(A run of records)

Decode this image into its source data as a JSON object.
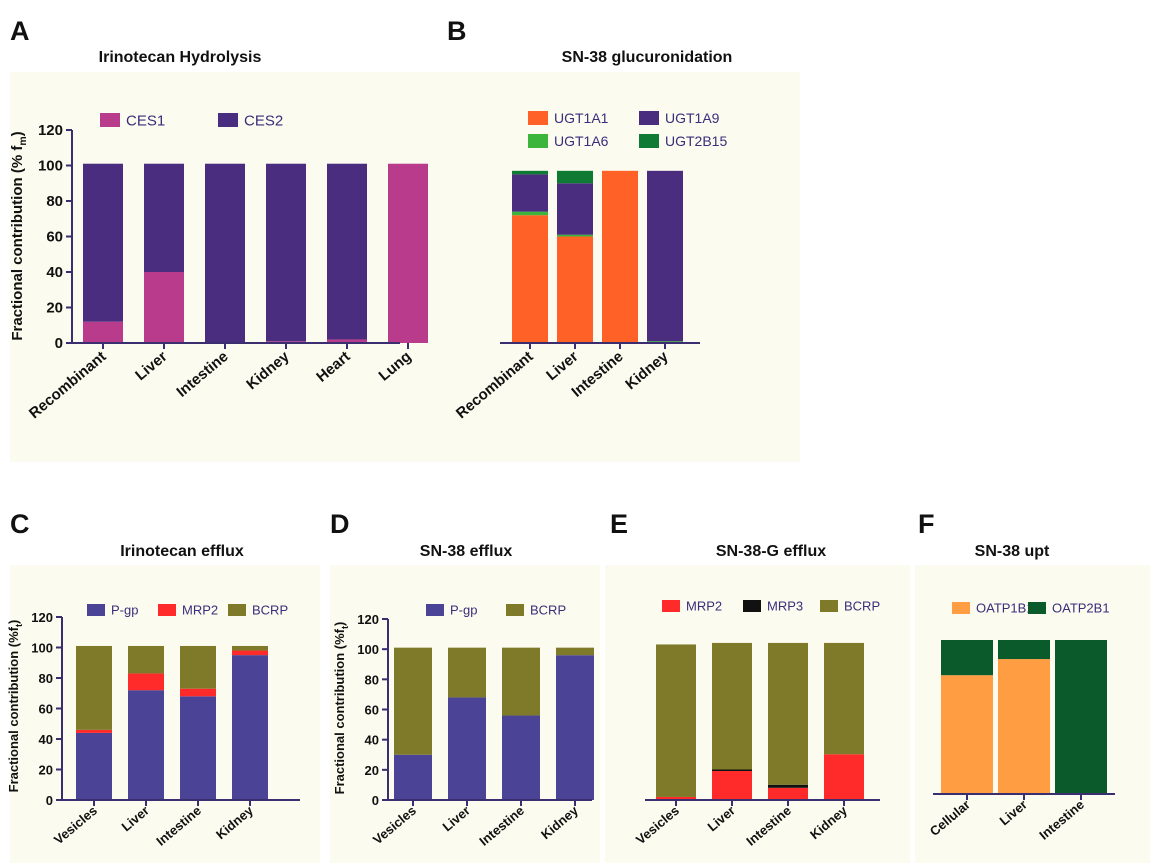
{
  "chart_data": [
    {
      "id": "A",
      "panel_label": "A",
      "title": "Irinotecan Hydrolysis",
      "type": "bar",
      "stacked": true,
      "ylabel": "Fractional contribution (% f",
      "ylabel_sub": "m",
      "ylabel_end": ")",
      "ylim": [
        0,
        120
      ],
      "yticks": [
        0,
        20,
        40,
        60,
        80,
        100,
        120
      ],
      "categories": [
        "Recombinant",
        "Liver",
        "Intestine",
        "Kidney",
        "Heart",
        "Lung"
      ],
      "series": [
        {
          "name": "CES1",
          "color": "#b83b8c",
          "values": [
            12,
            40,
            0,
            1,
            2,
            101
          ]
        },
        {
          "name": "CES2",
          "color": "#4a2d7e",
          "values": [
            89,
            61,
            101,
            100,
            99,
            0
          ]
        }
      ],
      "legend_rows": [
        [
          "CES1",
          "CES2"
        ]
      ]
    },
    {
      "id": "B",
      "panel_label": "B",
      "title": "SN-38 glucuronidation",
      "type": "bar",
      "stacked": true,
      "ylim": [
        0,
        120
      ],
      "categories": [
        "Recombinant",
        "Liver",
        "Intestine",
        "Kidney"
      ],
      "series": [
        {
          "name": "UGT1A1",
          "color": "#ff6127",
          "values": [
            72,
            60,
            97,
            0
          ]
        },
        {
          "name": "UGT1A6",
          "color": "#3bb53b",
          "values": [
            2,
            1,
            0,
            1
          ]
        },
        {
          "name": "UGT1A9",
          "color": "#4a2d7e",
          "values": [
            21,
            29,
            0,
            96
          ]
        },
        {
          "name": "UGT2B15",
          "color": "#0e7a33",
          "values": [
            2,
            7,
            0,
            0
          ]
        }
      ],
      "legend_rows": [
        [
          "UGT1A1",
          "UGT1A9"
        ],
        [
          "UGT1A6",
          "UGT2B15"
        ]
      ]
    },
    {
      "id": "C",
      "panel_label": "C",
      "title": "Irinotecan efflux",
      "type": "bar",
      "stacked": true,
      "ylabel": "Fractional contribution (%f",
      "ylabel_sub": "t",
      "ylabel_end": ")",
      "ylim": [
        0,
        120
      ],
      "yticks": [
        0,
        20,
        40,
        60,
        80,
        100,
        120
      ],
      "categories": [
        "Vesicles",
        "Liver",
        "Intestine",
        "Kidney"
      ],
      "series": [
        {
          "name": "P-gp",
          "color": "#4b4496",
          "values": [
            44,
            72,
            68,
            95
          ]
        },
        {
          "name": "MRP2",
          "color": "#ff2a2a",
          "values": [
            2,
            11,
            5,
            3
          ]
        },
        {
          "name": "BCRP",
          "color": "#7e7a2a",
          "values": [
            55,
            18,
            28,
            3
          ]
        }
      ],
      "legend_rows": [
        [
          "P-gp",
          "MRP2",
          "BCRP"
        ]
      ]
    },
    {
      "id": "D",
      "panel_label": "D",
      "title": "SN-38 efflux",
      "type": "bar",
      "stacked": true,
      "ylabel": "Fractional contribution (%f",
      "ylabel_sub": "t",
      "ylabel_end": ")",
      "ylim": [
        0,
        120
      ],
      "yticks": [
        0,
        20,
        40,
        60,
        80,
        100,
        120
      ],
      "categories": [
        "Vesicles",
        "Liver",
        "Intestine",
        "Kidney"
      ],
      "series": [
        {
          "name": "P-gp",
          "color": "#4b4496",
          "values": [
            30,
            68,
            56,
            96
          ]
        },
        {
          "name": "BCRP",
          "color": "#7e7a2a",
          "values": [
            71,
            33,
            45,
            5
          ]
        }
      ],
      "legend_rows": [
        [
          "P-gp",
          "BCRP"
        ]
      ]
    },
    {
      "id": "E",
      "panel_label": "E",
      "title": "SN-38-G efflux",
      "type": "bar",
      "stacked": true,
      "ylim": [
        0,
        120
      ],
      "categories": [
        "Vesicles",
        "Liver",
        "Intestine",
        "Kidney"
      ],
      "series": [
        {
          "name": "MRP2",
          "color": "#ff2a2a",
          "values": [
            2,
            19,
            8,
            30
          ]
        },
        {
          "name": "MRP3",
          "color": "#111111",
          "values": [
            0,
            1,
            2,
            0
          ]
        },
        {
          "name": "BCRP",
          "color": "#7e7a2a",
          "values": [
            100,
            83,
            93,
            73
          ]
        }
      ],
      "legend_rows": [
        [
          "MRP2",
          "MRP3",
          "BCRP"
        ]
      ]
    },
    {
      "id": "F",
      "panel_label": "F",
      "title": "SN-38 upt",
      "type": "bar",
      "stacked": true,
      "ylim": [
        0,
        120
      ],
      "categories": [
        "Cellular",
        "Liver",
        "Intestine"
      ],
      "series": [
        {
          "name": "OATP1B1",
          "color": "#ff9d43",
          "values": [
            81,
            92,
            0
          ]
        },
        {
          "name": "OATP2B1",
          "color": "#0b5a2c",
          "values": [
            24,
            13,
            105
          ]
        }
      ],
      "legend_rows": [
        [
          "OATP1B1",
          "OATP2B1"
        ]
      ]
    }
  ]
}
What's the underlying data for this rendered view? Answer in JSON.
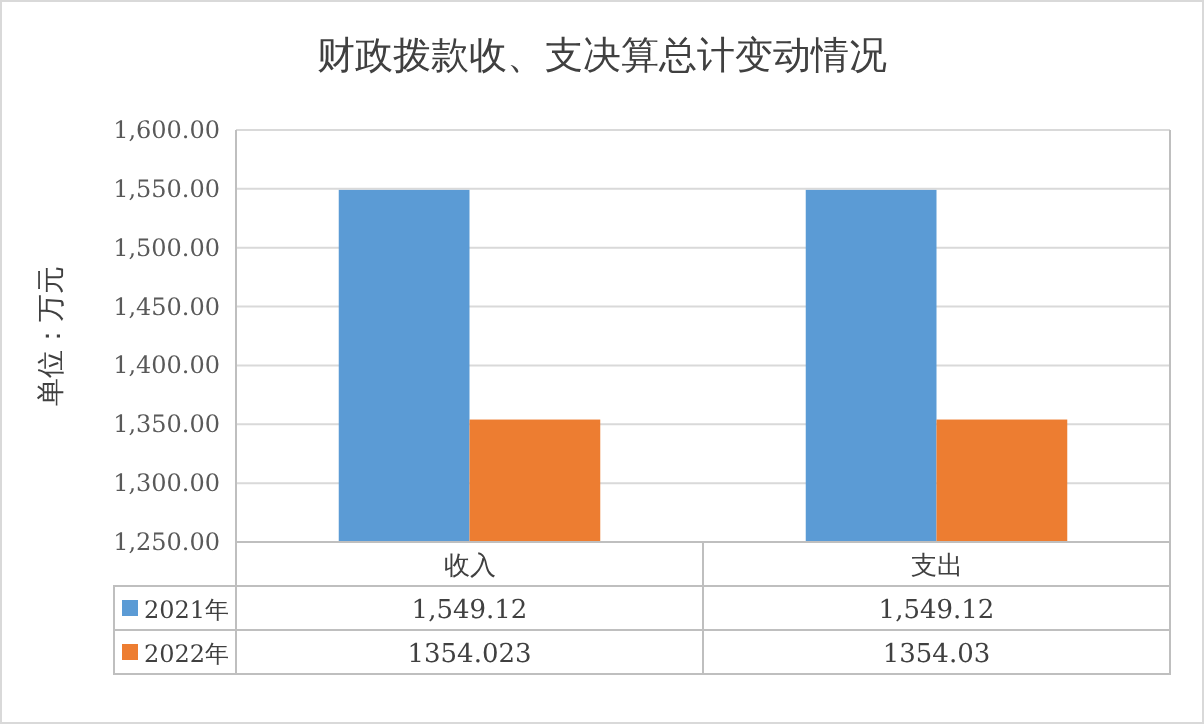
{
  "chart_data": {
    "type": "bar",
    "title": "财政拨款收、支决算总计变动情况",
    "ylabel": "单位：万元",
    "categories": [
      "收入",
      "支出"
    ],
    "series": [
      {
        "name": "2021年",
        "color": "#5b9bd5",
        "values": [
          1549.12,
          1549.12
        ],
        "value_labels": [
          "1,549.12",
          "1,549.12"
        ]
      },
      {
        "name": "2022年",
        "color": "#ed7d31",
        "values": [
          1354.023,
          1354.03
        ],
        "value_labels": [
          "1354.023",
          "1354.03"
        ]
      }
    ],
    "ylim": [
      1250,
      1600
    ],
    "yticks": [
      {
        "value": 1250,
        "label": "1,250.00"
      },
      {
        "value": 1300,
        "label": "1,300.00"
      },
      {
        "value": 1350,
        "label": "1,350.00"
      },
      {
        "value": 1400,
        "label": "1,400.00"
      },
      {
        "value": 1450,
        "label": "1,450.00"
      },
      {
        "value": 1500,
        "label": "1,500.00"
      },
      {
        "value": 1550,
        "label": "1,550.00"
      },
      {
        "value": 1600,
        "label": "1,600.00"
      }
    ],
    "grid": "y",
    "legend": "bottom"
  }
}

- **Brief**: Reproduce the full material exactly, excluding the pictures.

- **Written answer**:
Decode this image into its source data as a JSON object.
{
  "chart_data": [
    {
      "id": "A",
      "panel_label": "A",
      "title": "Irinotecan Hydrolysis",
      "type": "bar",
      "stacked": true,
      "ylabel": "Fractional contribution (% f",
      "ylabel_sub": "m",
      "ylabel_end": ")",
      "ylim": [
        0,
        120
      ],
      "yticks": [
        0,
        20,
        40,
        60,
        80,
        100,
        120
      ],
      "categories": [
        "Recombinant",
        "Liver",
        "Intestine",
        "Kidney",
        "Heart",
        "Lung"
      ],
      "series": [
        {
          "name": "CES1",
          "color": "#b83b8c",
          "values": [
            12,
            40,
            0,
            1,
            2,
            101
          ]
        },
        {
          "name": "CES2",
          "color": "#4a2d7e",
          "values": [
            89,
            61,
            101,
            100,
            99,
            0
          ]
        }
      ],
      "legend_rows": [
        [
          "CES1",
          "CES2"
        ]
      ]
    },
    {
      "id": "B",
      "panel_label": "B",
      "title": "SN-38 glucuronidation",
      "type": "bar",
      "stacked": true,
      "ylim": [
        0,
        120
      ],
      "categories": [
        "Recombinant",
        "Liver",
        "Intestine",
        "Kidney"
      ],
      "series": [
        {
          "name": "UGT1A1",
          "color": "#ff6127",
          "values": [
            72,
            60,
            97,
            0
          ]
        },
        {
          "name": "UGT1A6",
          "color": "#3bb53b",
          "values": [
            2,
            1,
            0,
            1
          ]
        },
        {
          "name": "UGT1A9",
          "color": "#4a2d7e",
          "values": [
            21,
            29,
            0,
            96
          ]
        },
        {
          "name": "UGT2B15",
          "color": "#0e7a33",
          "values": [
            2,
            7,
            0,
            0
          ]
        }
      ],
      "legend_rows": [
        [
          "UGT1A1",
          "UGT1A9"
        ],
        [
          "UGT1A6",
          "UGT2B15"
        ]
      ]
    },
    {
      "id": "C",
      "panel_label": "C",
      "title": "Irinotecan efflux",
      "type": "bar",
      "stacked": true,
      "ylabel": "Fractional contribution (%f",
      "ylabel_sub": "t",
      "ylabel_end": ")",
      "ylim": [
        0,
        120
      ],
      "yticks": [
        0,
        20,
        40,
        60,
        80,
        100,
        120
      ],
      "categories": [
        "Vesicles",
        "Liver",
        "Intestine",
        "Kidney"
      ],
      "series": [
        {
          "name": "P-gp",
          "color": "#4b4496",
          "values": [
            44,
            72,
            68,
            95
          ]
        },
        {
          "name": "MRP2",
          "color": "#ff2a2a",
          "values": [
            2,
            11,
            5,
            3
          ]
        },
        {
          "name": "BCRP",
          "color": "#7e7a2a",
          "values": [
            55,
            18,
            28,
            3
          ]
        }
      ],
      "legend_rows": [
        [
          "P-gp",
          "MRP2",
          "BCRP"
        ]
      ]
    },
    {
      "id": "D",
      "panel_label": "D",
      "title": "SN-38 efflux",
      "type": "bar",
      "stacked": true,
      "ylabel": "Fractional contribution (%f",
      "ylabel_sub": "t",
      "ylabel_end": ")",
      "ylim": [
        0,
        120
      ],
      "yticks": [
        0,
        20,
        40,
        60,
        80,
        100,
        120
      ],
      "categories": [
        "Vesicles",
        "Liver",
        "Intestine",
        "Kidney"
      ],
      "series": [
        {
          "name": "P-gp",
          "color": "#4b4496",
          "values": [
            30,
            68,
            56,
            96
          ]
        },
        {
          "name": "BCRP",
          "color": "#7e7a2a",
          "values": [
            71,
            33,
            45,
            5
          ]
        }
      ],
      "legend_rows": [
        [
          "P-gp",
          "BCRP"
        ]
      ]
    },
    {
      "id": "E",
      "panel_label": "E",
      "title": "SN-38-G efflux",
      "type": "bar",
      "stacked": true,
      "ylim": [
        0,
        120
      ],
      "categories": [
        "Vesicles",
        "Liver",
        "Intestine",
        "Kidney"
      ],
      "series": [
        {
          "name": "MRP2",
          "color": "#ff2a2a",
          "values": [
            2,
            19,
            8,
            30
          ]
        },
        {
          "name": "MRP3",
          "color": "#111111",
          "values": [
            0,
            1,
            2,
            0
          ]
        },
        {
          "name": "BCRP",
          "color": "#7e7a2a",
          "values": [
            100,
            83,
            93,
            73
          ]
        }
      ],
      "legend_rows": [
        [
          "MRP2",
          "MRP3",
          "BCRP"
        ]
      ]
    },
    {
      "id": "F",
      "panel_label": "F",
      "title": "SN-38 upt",
      "type": "bar",
      "stacked": true,
      "ylim": [
        0,
        120
      ],
      "categories": [
        "Cellular",
        "Liver",
        "Intestine"
      ],
      "series": [
        {
          "name": "OATP1B1",
          "color": "#ff9d43",
          "values": [
            81,
            92,
            0
          ]
        },
        {
          "name": "OATP2B1",
          "color": "#0b5a2c",
          "values": [
            24,
            13,
            105
          ]
        }
      ],
      "legend_rows": [
        [
          "OATP1B1",
          "OATP2B1"
        ]
      ]
    }
  ]
}
What's the underlying data for this rendered view? Answer in JSON.
{
  "chart_data": {
    "type": "bar",
    "title": "财政拨款收、支决算总计变动情况",
    "ylabel": "单位：万元",
    "categories": [
      "收入",
      "支出"
    ],
    "series": [
      {
        "name": "2021年",
        "color": "#5b9bd5",
        "values": [
          1549.12,
          1549.12
        ],
        "value_labels": [
          "1,549.12",
          "1,549.12"
        ]
      },
      {
        "name": "2022年",
        "color": "#ed7d31",
        "values": [
          1354.023,
          1354.03
        ],
        "value_labels": [
          "1354.023",
          "1354.03"
        ]
      }
    ],
    "ylim": [
      1250,
      1600
    ],
    "yticks": [
      {
        "value": 1250,
        "label": "1,250.00"
      },
      {
        "value": 1300,
        "label": "1,300.00"
      },
      {
        "value": 1350,
        "label": "1,350.00"
      },
      {
        "value": 1400,
        "label": "1,400.00"
      },
      {
        "value": 1450,
        "label": "1,450.00"
      },
      {
        "value": 1500,
        "label": "1,500.00"
      },
      {
        "value": 1550,
        "label": "1,550.00"
      },
      {
        "value": 1600,
        "label": "1,600.00"
      }
    ],
    "grid": "y",
    "legend": "bottom"
  }
}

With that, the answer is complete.